→ Written request
Search the material and gather each line with "年的劳动生产率是每小时生产" in it.

→ The records
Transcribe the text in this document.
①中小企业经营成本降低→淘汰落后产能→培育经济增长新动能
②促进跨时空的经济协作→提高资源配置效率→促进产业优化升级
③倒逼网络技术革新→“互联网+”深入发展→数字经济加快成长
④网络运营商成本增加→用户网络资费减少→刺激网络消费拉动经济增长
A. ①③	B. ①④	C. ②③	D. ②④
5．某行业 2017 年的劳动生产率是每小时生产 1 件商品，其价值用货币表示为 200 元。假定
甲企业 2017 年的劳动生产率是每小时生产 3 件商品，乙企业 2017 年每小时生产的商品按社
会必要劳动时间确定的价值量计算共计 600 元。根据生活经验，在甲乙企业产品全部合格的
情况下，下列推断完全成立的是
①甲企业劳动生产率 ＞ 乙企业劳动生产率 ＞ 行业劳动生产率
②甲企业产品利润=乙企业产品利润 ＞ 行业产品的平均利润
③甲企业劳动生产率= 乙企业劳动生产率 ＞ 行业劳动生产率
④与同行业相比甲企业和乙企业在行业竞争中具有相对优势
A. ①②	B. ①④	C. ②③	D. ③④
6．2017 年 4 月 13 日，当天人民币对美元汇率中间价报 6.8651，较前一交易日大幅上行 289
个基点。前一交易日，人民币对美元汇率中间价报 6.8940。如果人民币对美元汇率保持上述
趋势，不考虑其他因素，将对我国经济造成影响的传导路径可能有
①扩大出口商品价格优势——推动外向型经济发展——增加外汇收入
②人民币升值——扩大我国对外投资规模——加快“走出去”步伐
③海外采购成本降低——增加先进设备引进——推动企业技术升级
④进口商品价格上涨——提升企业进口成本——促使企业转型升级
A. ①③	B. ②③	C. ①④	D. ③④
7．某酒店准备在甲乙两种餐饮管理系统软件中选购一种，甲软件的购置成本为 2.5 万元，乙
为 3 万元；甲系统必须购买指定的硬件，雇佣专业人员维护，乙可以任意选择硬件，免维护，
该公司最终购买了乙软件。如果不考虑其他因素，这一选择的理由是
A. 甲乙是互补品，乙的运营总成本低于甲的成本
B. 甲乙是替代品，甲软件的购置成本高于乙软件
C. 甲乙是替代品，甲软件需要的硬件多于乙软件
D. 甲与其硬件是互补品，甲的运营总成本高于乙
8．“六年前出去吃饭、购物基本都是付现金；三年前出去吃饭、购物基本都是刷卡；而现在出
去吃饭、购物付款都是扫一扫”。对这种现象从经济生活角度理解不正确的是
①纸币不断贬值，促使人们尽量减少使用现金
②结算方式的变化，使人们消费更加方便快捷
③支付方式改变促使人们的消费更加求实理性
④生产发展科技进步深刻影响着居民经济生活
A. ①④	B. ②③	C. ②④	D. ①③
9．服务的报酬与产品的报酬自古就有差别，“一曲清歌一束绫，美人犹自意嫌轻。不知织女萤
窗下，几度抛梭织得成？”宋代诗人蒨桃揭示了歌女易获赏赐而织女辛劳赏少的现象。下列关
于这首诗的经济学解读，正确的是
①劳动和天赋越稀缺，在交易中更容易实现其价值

→ Task response
5．某行业 2017 年的劳动生产率是每小时生产 1 件商品，其价值用货币表示为 200 元。假定
甲企业 2017 年的劳动生产率是每小时生产 3 件商品，乙企业 2017 年每小时生产的商品按社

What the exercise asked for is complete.